[The task]
Word for word, give the material below again, minus any images.
-*-*-
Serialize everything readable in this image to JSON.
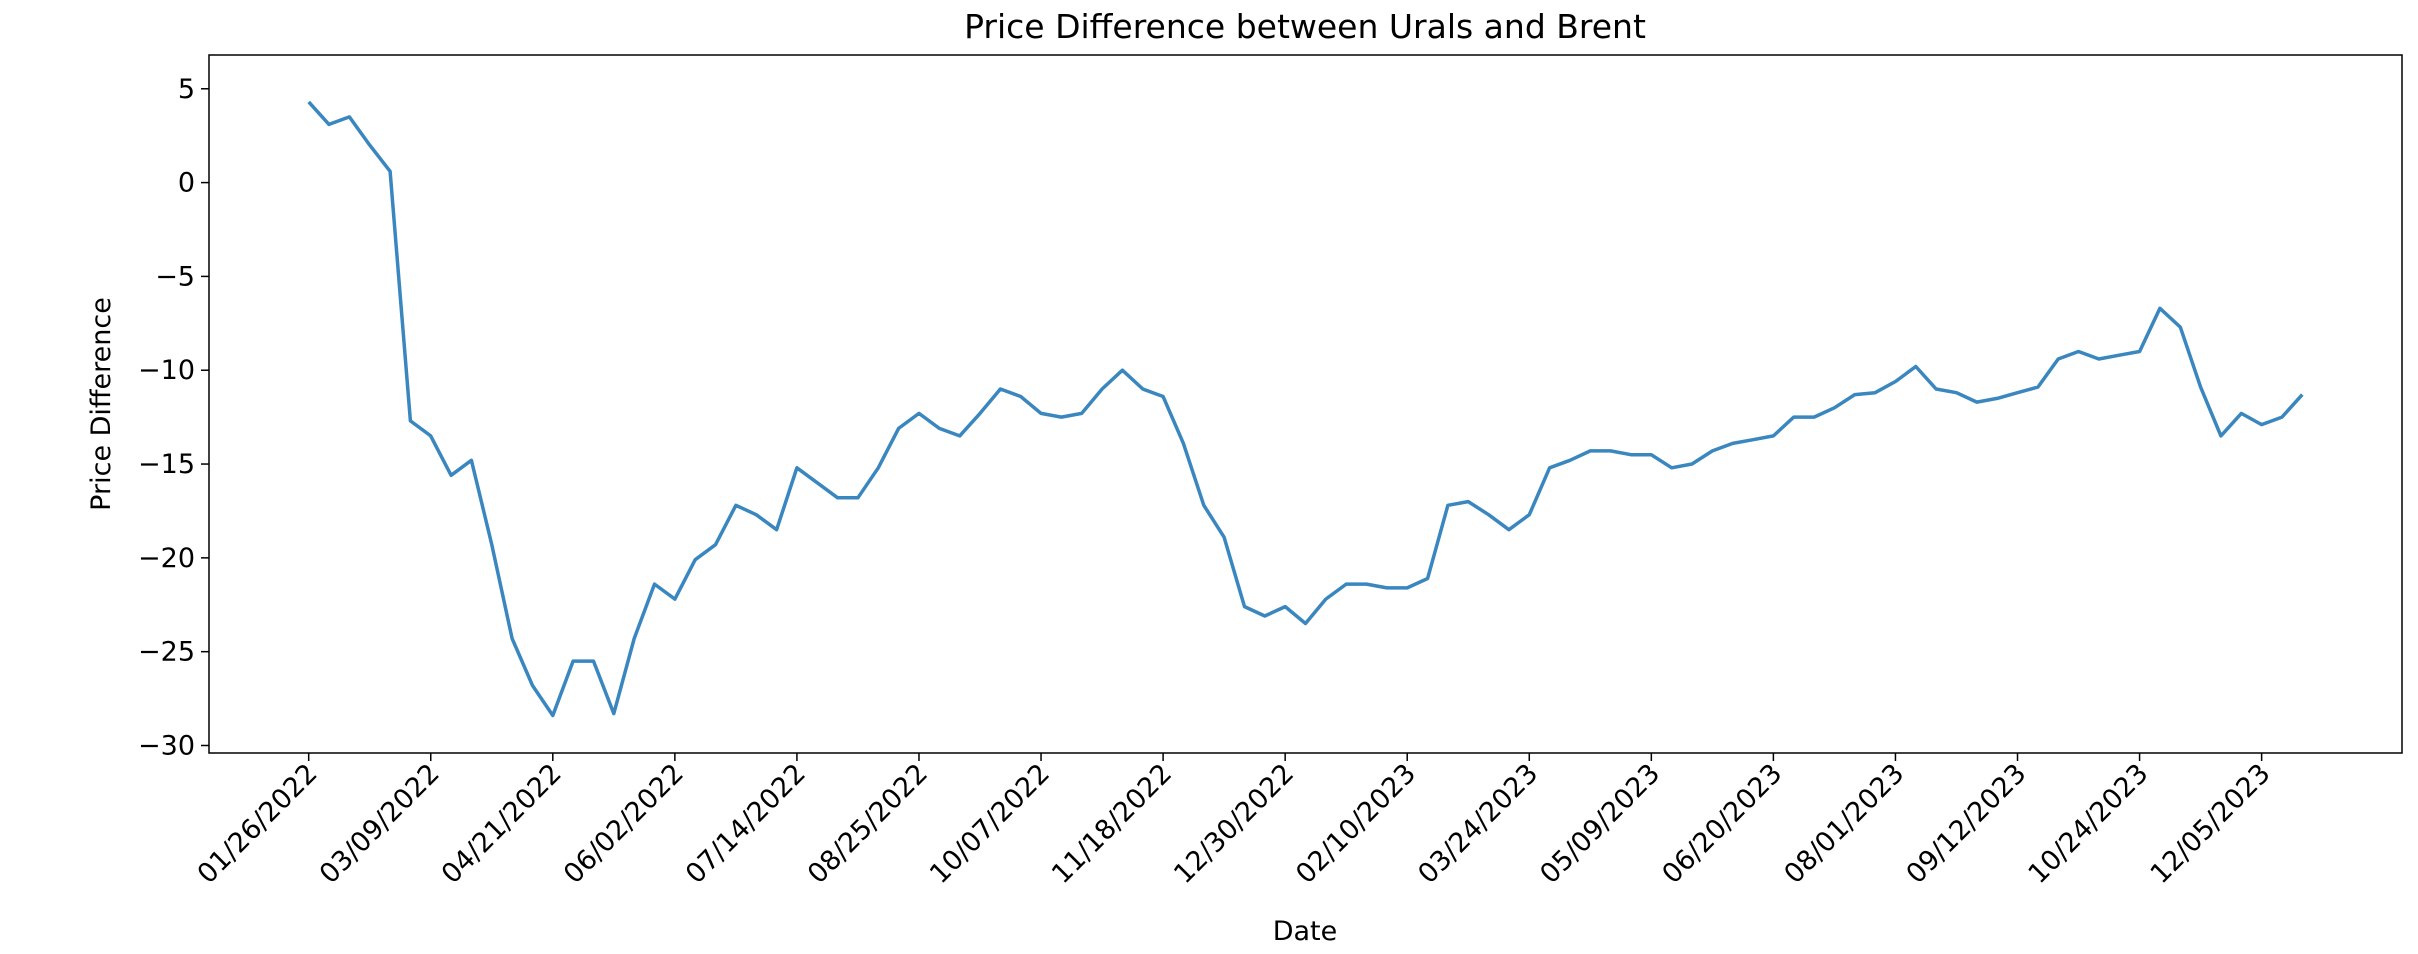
{
  "chart_data": {
    "type": "line",
    "title": "Price Difference between Urals and Brent",
    "x_label": "Date",
    "y_label": "Price Difference",
    "categories": [
      "01/26/2022",
      null,
      null,
      null,
      null,
      null,
      "03/09/2022",
      null,
      null,
      null,
      null,
      null,
      "04/21/2022",
      null,
      null,
      null,
      null,
      null,
      "06/02/2022",
      null,
      null,
      null,
      null,
      null,
      "07/14/2022",
      null,
      null,
      null,
      null,
      null,
      "08/25/2022",
      null,
      null,
      null,
      null,
      null,
      "10/07/2022",
      null,
      null,
      null,
      null,
      null,
      "11/18/2022",
      null,
      null,
      null,
      null,
      null,
      "12/30/2022",
      null,
      null,
      null,
      null,
      null,
      "02/10/2023",
      null,
      null,
      null,
      null,
      null,
      "03/24/2023",
      null,
      null,
      null,
      null,
      null,
      "05/09/2023",
      null,
      null,
      null,
      null,
      null,
      "06/20/2023",
      null,
      null,
      null,
      null,
      null,
      "08/01/2023",
      null,
      null,
      null,
      null,
      null,
      "09/12/2023",
      null,
      null,
      null,
      null,
      null,
      "10/24/2023",
      null,
      null,
      null,
      null,
      null,
      "12/05/2023",
      null,
      null
    ],
    "series": [
      {
        "name": "Price Difference",
        "color": "#3a87c0",
        "values": [
          4.3,
          3.1,
          3.5,
          2.0,
          0.6,
          -12.7,
          -13.5,
          -15.6,
          -14.8,
          -19.3,
          -24.3,
          -26.8,
          -28.4,
          -25.5,
          -25.5,
          -28.3,
          -24.3,
          -21.4,
          -22.2,
          -20.1,
          -19.3,
          -17.2,
          -17.7,
          -18.5,
          -15.2,
          -16.0,
          -16.8,
          -16.8,
          -15.2,
          -13.1,
          -12.3,
          -13.1,
          -13.5,
          -12.3,
          -11.0,
          -11.4,
          -12.3,
          -12.5,
          -12.3,
          -11.0,
          -10.0,
          -11.0,
          -11.4,
          -13.9,
          -17.2,
          -18.9,
          -22.6,
          -23.1,
          -22.6,
          -23.5,
          -22.2,
          -21.4,
          -21.4,
          -21.6,
          -21.6,
          -21.1,
          -17.2,
          -17.0,
          -17.7,
          -18.5,
          -17.7,
          -15.2,
          -14.8,
          -14.3,
          -14.3,
          -14.5,
          -14.5,
          -15.2,
          -15.0,
          -14.3,
          -13.9,
          -13.7,
          -13.5,
          -12.5,
          -12.5,
          -12.0,
          -11.3,
          -11.2,
          -10.6,
          -9.8,
          -11.0,
          -11.2,
          -11.7,
          -11.5,
          -11.2,
          -10.9,
          -9.4,
          -9.0,
          -9.4,
          -9.2,
          -9.0,
          -6.7,
          -7.7,
          -10.9,
          -13.5,
          -12.3,
          -12.9,
          -12.5,
          -11.3
        ]
      }
    ],
    "ylim": [
      -30.4,
      6.8
    ],
    "yticks": [
      {
        "value": -30,
        "label": "−30"
      },
      {
        "value": -25,
        "label": "−25"
      },
      {
        "value": -20,
        "label": "−20"
      },
      {
        "value": -15,
        "label": "−15"
      },
      {
        "value": -10,
        "label": "−10"
      },
      {
        "value": -5,
        "label": "−5"
      },
      0,
      5
    ],
    "grid": false
  }
}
-*-*-
[Full response]
Serialize everything readable in this image to JSON.
{
  "chart_data": {
    "type": "line",
    "title": "Price Difference between Urals and Brent",
    "x_label": "Date",
    "y_label": "Price Difference",
    "categories": [
      "01/26/2022",
      null,
      null,
      null,
      null,
      null,
      "03/09/2022",
      null,
      null,
      null,
      null,
      null,
      "04/21/2022",
      null,
      null,
      null,
      null,
      null,
      "06/02/2022",
      null,
      null,
      null,
      null,
      null,
      "07/14/2022",
      null,
      null,
      null,
      null,
      null,
      "08/25/2022",
      null,
      null,
      null,
      null,
      null,
      "10/07/2022",
      null,
      null,
      null,
      null,
      null,
      "11/18/2022",
      null,
      null,
      null,
      null,
      null,
      "12/30/2022",
      null,
      null,
      null,
      null,
      null,
      "02/10/2023",
      null,
      null,
      null,
      null,
      null,
      "03/24/2023",
      null,
      null,
      null,
      null,
      null,
      "05/09/2023",
      null,
      null,
      null,
      null,
      null,
      "06/20/2023",
      null,
      null,
      null,
      null,
      null,
      "08/01/2023",
      null,
      null,
      null,
      null,
      null,
      "09/12/2023",
      null,
      null,
      null,
      null,
      null,
      "10/24/2023",
      null,
      null,
      null,
      null,
      null,
      "12/05/2023",
      null,
      null
    ],
    "series": [
      {
        "name": "Price Difference",
        "color": "#3a87c0",
        "values": [
          4.3,
          3.1,
          3.5,
          2.0,
          0.6,
          -12.7,
          -13.5,
          -15.6,
          -14.8,
          -19.3,
          -24.3,
          -26.8,
          -28.4,
          -25.5,
          -25.5,
          -28.3,
          -24.3,
          -21.4,
          -22.2,
          -20.1,
          -19.3,
          -17.2,
          -17.7,
          -18.5,
          -15.2,
          -16.0,
          -16.8,
          -16.8,
          -15.2,
          -13.1,
          -12.3,
          -13.1,
          -13.5,
          -12.3,
          -11.0,
          -11.4,
          -12.3,
          -12.5,
          -12.3,
          -11.0,
          -10.0,
          -11.0,
          -11.4,
          -13.9,
          -17.2,
          -18.9,
          -22.6,
          -23.1,
          -22.6,
          -23.5,
          -22.2,
          -21.4,
          -21.4,
          -21.6,
          -21.6,
          -21.1,
          -17.2,
          -17.0,
          -17.7,
          -18.5,
          -17.7,
          -15.2,
          -14.8,
          -14.3,
          -14.3,
          -14.5,
          -14.5,
          -15.2,
          -15.0,
          -14.3,
          -13.9,
          -13.7,
          -13.5,
          -12.5,
          -12.5,
          -12.0,
          -11.3,
          -11.2,
          -10.6,
          -9.8,
          -11.0,
          -11.2,
          -11.7,
          -11.5,
          -11.2,
          -10.9,
          -9.4,
          -9.0,
          -9.4,
          -9.2,
          -9.0,
          -6.7,
          -7.7,
          -10.9,
          -13.5,
          -12.3,
          -12.9,
          -12.5,
          -11.3
        ]
      }
    ],
    "ylim": [
      -30.4,
      6.8
    ],
    "yticks": [
      {
        "value": -30,
        "label": "−30"
      },
      {
        "value": -25,
        "label": "−25"
      },
      {
        "value": -20,
        "label": "−20"
      },
      {
        "value": -15,
        "label": "−15"
      },
      {
        "value": -10,
        "label": "−10"
      },
      {
        "value": -5,
        "label": "−5"
      },
      0,
      5
    ],
    "grid": false
  }
}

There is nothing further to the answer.